-------- Dataset content --------
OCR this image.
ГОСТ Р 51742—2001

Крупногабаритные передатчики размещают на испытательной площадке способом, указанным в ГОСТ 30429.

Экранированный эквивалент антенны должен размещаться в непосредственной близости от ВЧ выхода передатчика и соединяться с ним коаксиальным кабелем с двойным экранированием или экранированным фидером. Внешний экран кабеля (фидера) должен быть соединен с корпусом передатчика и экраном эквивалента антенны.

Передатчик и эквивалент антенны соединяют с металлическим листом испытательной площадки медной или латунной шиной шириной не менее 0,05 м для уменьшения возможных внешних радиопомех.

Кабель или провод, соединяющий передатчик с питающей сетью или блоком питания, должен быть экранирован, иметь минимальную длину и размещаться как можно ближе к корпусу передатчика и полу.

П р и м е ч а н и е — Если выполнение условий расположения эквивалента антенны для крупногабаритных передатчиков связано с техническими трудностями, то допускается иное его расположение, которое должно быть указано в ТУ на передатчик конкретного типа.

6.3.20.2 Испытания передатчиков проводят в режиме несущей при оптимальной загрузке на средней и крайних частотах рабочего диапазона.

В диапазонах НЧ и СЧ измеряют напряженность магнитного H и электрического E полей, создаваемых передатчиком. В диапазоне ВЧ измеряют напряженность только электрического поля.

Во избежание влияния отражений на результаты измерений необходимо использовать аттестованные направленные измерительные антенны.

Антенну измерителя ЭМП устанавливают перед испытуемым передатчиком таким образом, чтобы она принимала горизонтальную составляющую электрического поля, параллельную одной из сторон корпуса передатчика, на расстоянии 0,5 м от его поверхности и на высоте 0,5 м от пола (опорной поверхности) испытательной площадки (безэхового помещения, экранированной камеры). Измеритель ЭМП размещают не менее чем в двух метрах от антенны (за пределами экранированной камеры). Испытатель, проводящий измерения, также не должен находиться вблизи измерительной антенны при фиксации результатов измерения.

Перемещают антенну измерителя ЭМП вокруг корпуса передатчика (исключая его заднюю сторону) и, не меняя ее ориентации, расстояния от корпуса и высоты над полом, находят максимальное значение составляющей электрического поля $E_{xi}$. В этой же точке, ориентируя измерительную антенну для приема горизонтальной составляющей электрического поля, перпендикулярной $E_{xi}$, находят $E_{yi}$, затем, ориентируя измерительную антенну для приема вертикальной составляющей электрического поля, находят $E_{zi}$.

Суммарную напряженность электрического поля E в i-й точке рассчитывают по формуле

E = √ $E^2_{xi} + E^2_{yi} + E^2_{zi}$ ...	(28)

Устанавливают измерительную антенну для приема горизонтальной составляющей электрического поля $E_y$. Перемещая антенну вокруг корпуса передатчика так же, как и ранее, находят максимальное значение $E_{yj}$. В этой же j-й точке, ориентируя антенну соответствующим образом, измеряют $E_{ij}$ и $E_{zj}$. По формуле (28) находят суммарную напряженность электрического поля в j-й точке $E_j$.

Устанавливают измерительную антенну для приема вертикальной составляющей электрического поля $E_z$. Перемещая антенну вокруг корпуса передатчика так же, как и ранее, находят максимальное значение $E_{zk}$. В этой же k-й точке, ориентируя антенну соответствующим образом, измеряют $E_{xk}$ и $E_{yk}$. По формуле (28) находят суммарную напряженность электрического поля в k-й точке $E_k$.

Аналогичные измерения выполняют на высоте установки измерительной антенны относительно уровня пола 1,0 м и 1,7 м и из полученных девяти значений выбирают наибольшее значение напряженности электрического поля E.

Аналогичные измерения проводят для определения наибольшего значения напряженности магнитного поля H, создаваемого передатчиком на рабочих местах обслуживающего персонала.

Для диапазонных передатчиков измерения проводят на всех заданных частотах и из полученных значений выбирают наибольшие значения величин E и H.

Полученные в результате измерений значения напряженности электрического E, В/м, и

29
--------
▶ _Problem to solve_:
Copy out each line in the preceding records that contains "передатчиков".

▶ _Final result_:
П р и м е ч а н и е — Если выполнение условий расположения эквивалента антенны для крупногабаритных передатчиков связано с техническими трудностями, то допускается иное его расположение, которое должно быть указано в ТУ на передатчик конкретного типа.
6.3.20.2 Испытания передатчиков проводят в режиме несущей при оптимальной загрузке на средней и крайних частотах рабочего диапазона.
Для диапазонных передатчиков измерения проводят на всех заданных частотах и из полученных значений выбирают наибольшие значения величин E и H.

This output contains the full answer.